Problem statement -
Should a line in the entries below contain "icon", return that line.

Material for this task -
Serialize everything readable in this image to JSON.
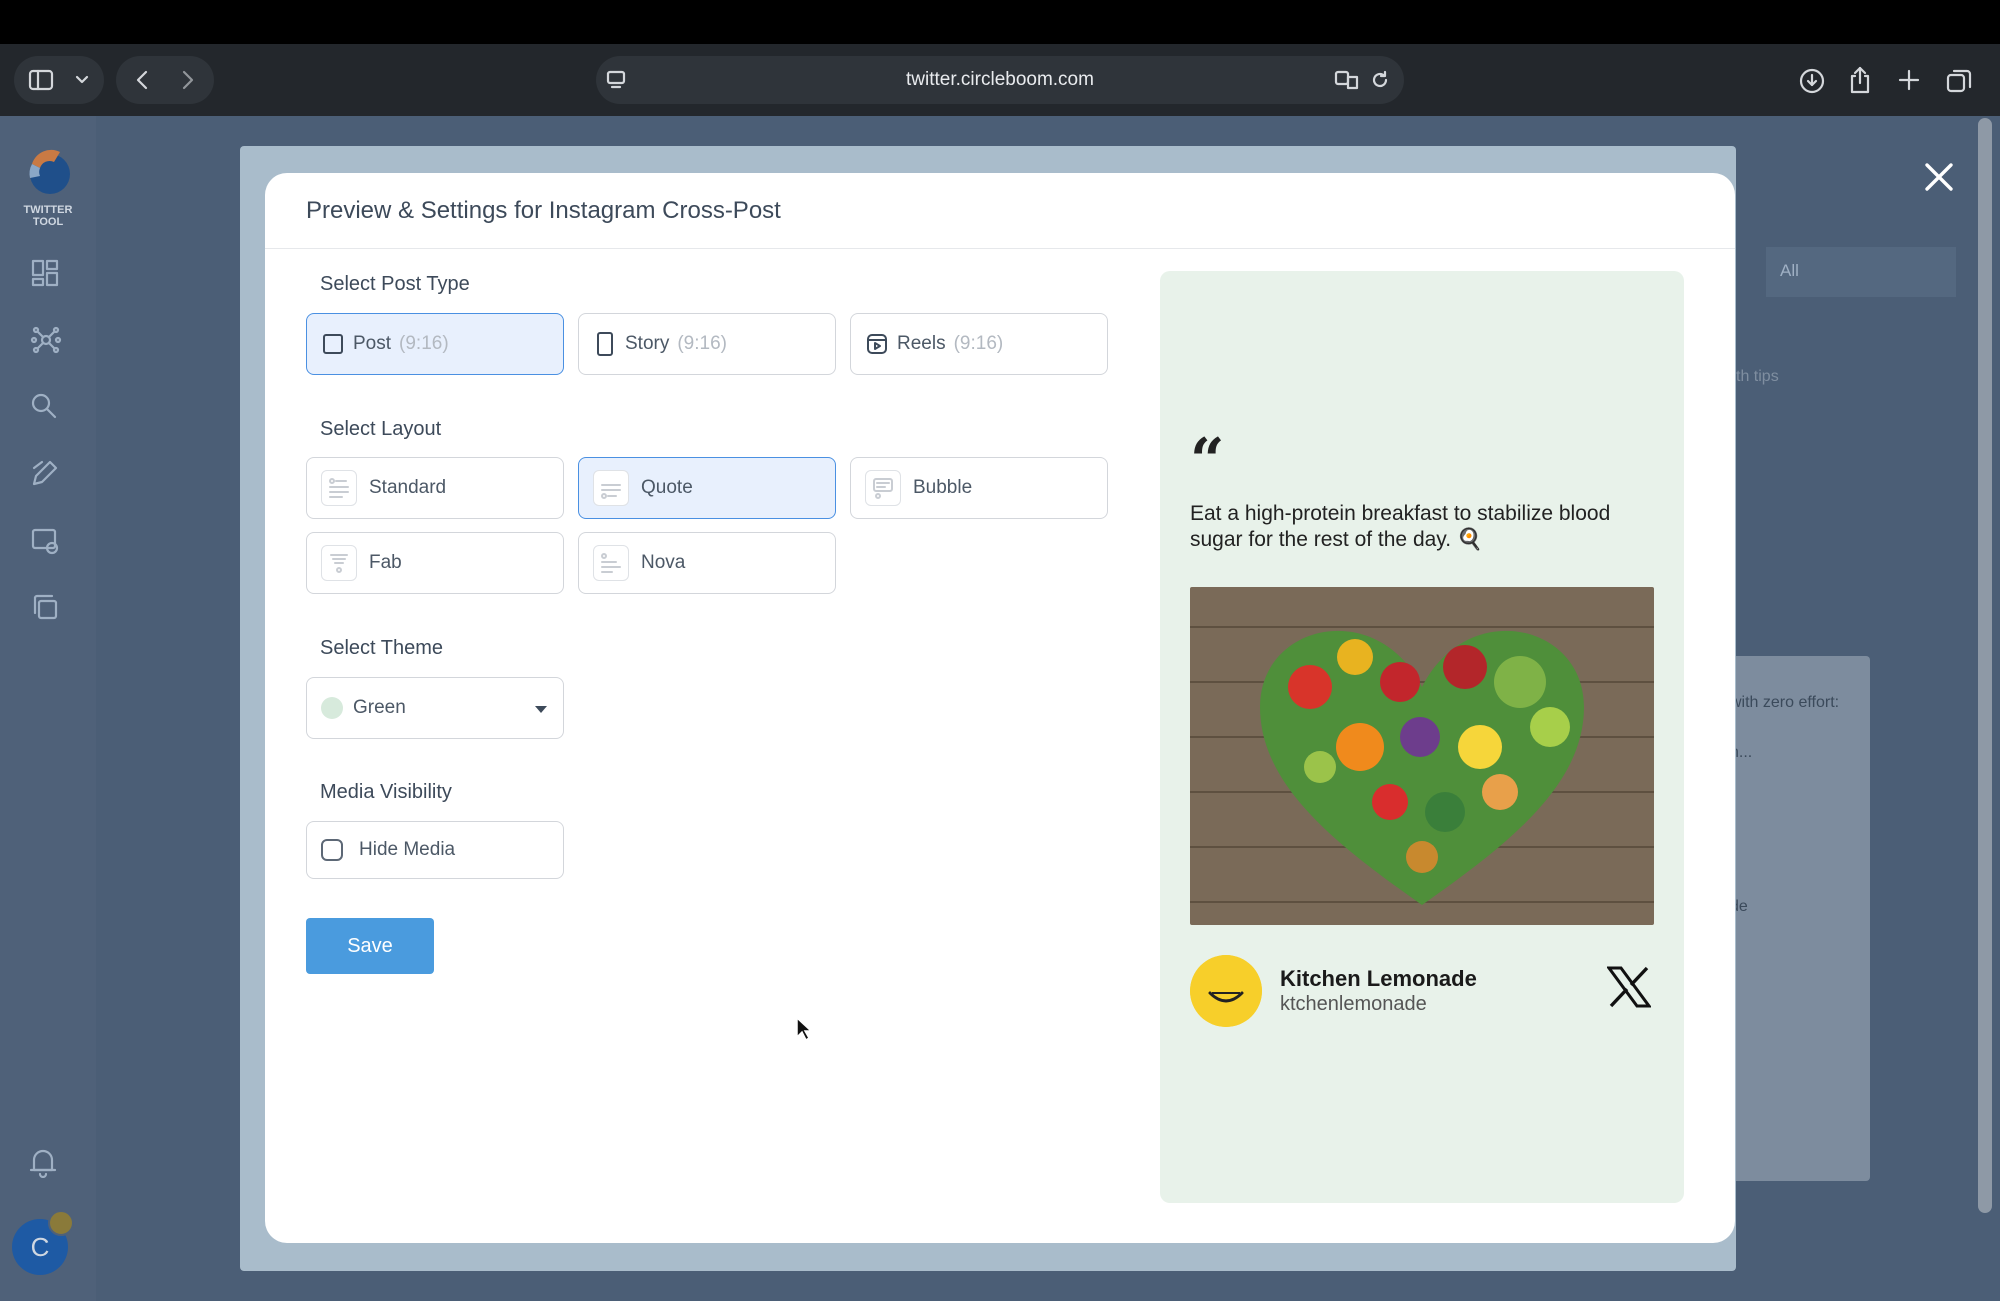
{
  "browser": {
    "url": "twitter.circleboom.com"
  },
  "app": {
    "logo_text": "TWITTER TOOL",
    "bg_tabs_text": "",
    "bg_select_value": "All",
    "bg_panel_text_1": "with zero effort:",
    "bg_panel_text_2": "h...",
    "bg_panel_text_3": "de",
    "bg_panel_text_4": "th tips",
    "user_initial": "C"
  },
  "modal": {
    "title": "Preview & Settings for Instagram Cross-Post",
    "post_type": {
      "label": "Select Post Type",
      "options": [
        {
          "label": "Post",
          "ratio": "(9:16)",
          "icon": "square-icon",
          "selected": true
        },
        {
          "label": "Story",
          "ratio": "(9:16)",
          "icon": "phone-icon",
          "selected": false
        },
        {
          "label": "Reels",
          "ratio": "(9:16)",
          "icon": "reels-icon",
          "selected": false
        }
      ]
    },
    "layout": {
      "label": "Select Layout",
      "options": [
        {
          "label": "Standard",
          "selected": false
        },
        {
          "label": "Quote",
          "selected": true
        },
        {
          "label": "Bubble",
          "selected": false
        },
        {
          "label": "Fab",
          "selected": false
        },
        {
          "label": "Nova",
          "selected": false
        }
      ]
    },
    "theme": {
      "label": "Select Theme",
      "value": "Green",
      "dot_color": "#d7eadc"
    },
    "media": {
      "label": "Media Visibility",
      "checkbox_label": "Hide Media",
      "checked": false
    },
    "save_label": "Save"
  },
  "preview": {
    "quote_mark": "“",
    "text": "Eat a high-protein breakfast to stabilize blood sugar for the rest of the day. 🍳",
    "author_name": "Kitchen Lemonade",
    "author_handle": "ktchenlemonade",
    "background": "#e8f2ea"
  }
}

Finished task -
          "icon": "square-icon",
          "icon": "phone-icon",
          "icon": "reels-icon",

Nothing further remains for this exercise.